* **Records excerpted from a collection**
#####
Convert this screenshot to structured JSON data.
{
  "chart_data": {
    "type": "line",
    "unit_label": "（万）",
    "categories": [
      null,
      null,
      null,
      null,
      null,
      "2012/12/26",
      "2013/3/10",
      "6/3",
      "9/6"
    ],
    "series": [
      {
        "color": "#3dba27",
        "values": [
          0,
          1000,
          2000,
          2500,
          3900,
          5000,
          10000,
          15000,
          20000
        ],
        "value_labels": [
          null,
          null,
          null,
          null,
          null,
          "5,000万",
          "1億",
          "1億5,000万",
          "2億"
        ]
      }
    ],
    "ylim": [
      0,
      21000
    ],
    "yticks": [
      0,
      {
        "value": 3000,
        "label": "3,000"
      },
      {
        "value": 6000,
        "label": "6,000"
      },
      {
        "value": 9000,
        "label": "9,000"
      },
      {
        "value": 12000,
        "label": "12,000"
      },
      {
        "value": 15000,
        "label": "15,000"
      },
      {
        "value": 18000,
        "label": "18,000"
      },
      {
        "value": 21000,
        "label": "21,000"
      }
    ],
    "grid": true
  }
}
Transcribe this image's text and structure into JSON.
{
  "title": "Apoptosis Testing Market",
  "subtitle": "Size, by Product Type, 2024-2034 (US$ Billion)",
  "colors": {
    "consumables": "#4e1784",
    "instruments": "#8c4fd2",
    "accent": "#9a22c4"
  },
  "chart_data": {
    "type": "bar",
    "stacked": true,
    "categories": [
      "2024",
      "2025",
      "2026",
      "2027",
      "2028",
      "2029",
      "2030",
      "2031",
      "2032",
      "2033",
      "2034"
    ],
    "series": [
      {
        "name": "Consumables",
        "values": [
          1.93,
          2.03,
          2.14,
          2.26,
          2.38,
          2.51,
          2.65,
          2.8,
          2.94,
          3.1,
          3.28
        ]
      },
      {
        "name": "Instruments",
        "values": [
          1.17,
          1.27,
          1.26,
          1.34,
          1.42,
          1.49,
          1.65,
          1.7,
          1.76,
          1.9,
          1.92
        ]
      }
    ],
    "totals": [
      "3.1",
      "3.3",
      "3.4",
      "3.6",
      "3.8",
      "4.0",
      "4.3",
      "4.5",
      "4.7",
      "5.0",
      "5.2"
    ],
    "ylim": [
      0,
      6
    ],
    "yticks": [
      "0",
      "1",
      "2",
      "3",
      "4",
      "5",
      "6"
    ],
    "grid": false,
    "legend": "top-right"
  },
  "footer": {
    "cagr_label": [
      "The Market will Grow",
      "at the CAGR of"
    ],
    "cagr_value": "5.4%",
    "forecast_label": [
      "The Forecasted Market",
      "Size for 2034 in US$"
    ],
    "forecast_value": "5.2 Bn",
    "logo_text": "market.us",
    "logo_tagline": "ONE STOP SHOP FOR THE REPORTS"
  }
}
#####
* **Stated exercise**
Retype every entry above, word for word.

* **Task result**
Convert this screenshot to structured JSON data.
{
  "chart_data": {
    "type": "line",
    "unit_label": "（万）",
    "categories": [
      null,
      null,
      null,
      null,
      null,
      "2012/12/26",
      "2013/3/10",
      "6/3",
      "9/6"
    ],
    "series": [
      {
        "color": "#3dba27",
        "values": [
          0,
          1000,
          2000,
          2500,
          3900,
          5000,
          10000,
          15000,
          20000
        ],
        "value_labels": [
          null,
          null,
          null,
          null,
          null,
          "5,000万",
          "1億",
          "1億5,000万",
          "2億"
        ]
      }
    ],
    "ylim": [
      0,
      21000
    ],
    "yticks": [
      0,
      {
        "value": 3000,
        "label": "3,000"
      },
      {
        "value": 6000,
        "label": "6,000"
      },
      {
        "value": 9000,
        "label": "9,000"
      },
      {
        "value": 12000,
        "label": "12,000"
      },
      {
        "value": 15000,
        "label": "15,000"
      },
      {
        "value": 18000,
        "label": "18,000"
      },
      {
        "value": 21000,
        "label": "21,000"
      }
    ],
    "grid": true
  }
}
Transcribe this image's text and structure into JSON.
{
  "title": "Apoptosis Testing Market",
  "subtitle": "Size, by Product Type, 2024-2034 (US$ Billion)",
  "colors": {
    "consumables": "#4e1784",
    "instruments": "#8c4fd2",
    "accent": "#9a22c4"
  },
  "chart_data": {
    "type": "bar",
    "stacked": true,
    "categories": [
      "2024",
      "2025",
      "2026",
      "2027",
      "2028",
      "2029",
      "2030",
      "2031",
      "2032",
      "2033",
      "2034"
    ],
    "series": [
      {
        "name": "Consumables",
        "values": [
          1.93,
          2.03,
          2.14,
          2.26,
          2.38,
          2.51,
          2.65,
          2.8,
          2.94,
          3.1,
          3.28
        ]
      },
      {
        "name": "Instruments",
        "values": [
          1.17,
          1.27,
          1.26,
          1.34,
          1.42,
          1.49,
          1.65,
          1.7,
          1.76,
          1.9,
          1.92
        ]
      }
    ],
    "totals": [
      "3.1",
      "3.3",
      "3.4",
      "3.6",
      "3.8",
      "4.0",
      "4.3",
      "4.5",
      "4.7",
      "5.0",
      "5.2"
    ],
    "ylim": [
      0,
      6
    ],
    "yticks": [
      "0",
      "1",
      "2",
      "3",
      "4",
      "5",
      "6"
    ],
    "grid": false,
    "legend": "top-right"
  },
  "footer": {
    "cagr_label": [
      "The Market will Grow",
      "at the CAGR of"
    ],
    "cagr_value": "5.4%",
    "forecast_label": [
      "The Forecasted Market",
      "Size for 2034 in US$"
    ],
    "forecast_value": "5.2 Bn",
    "logo_text": "market.us",
    "logo_tagline": "ONE STOP SHOP FOR THE REPORTS"
  }
}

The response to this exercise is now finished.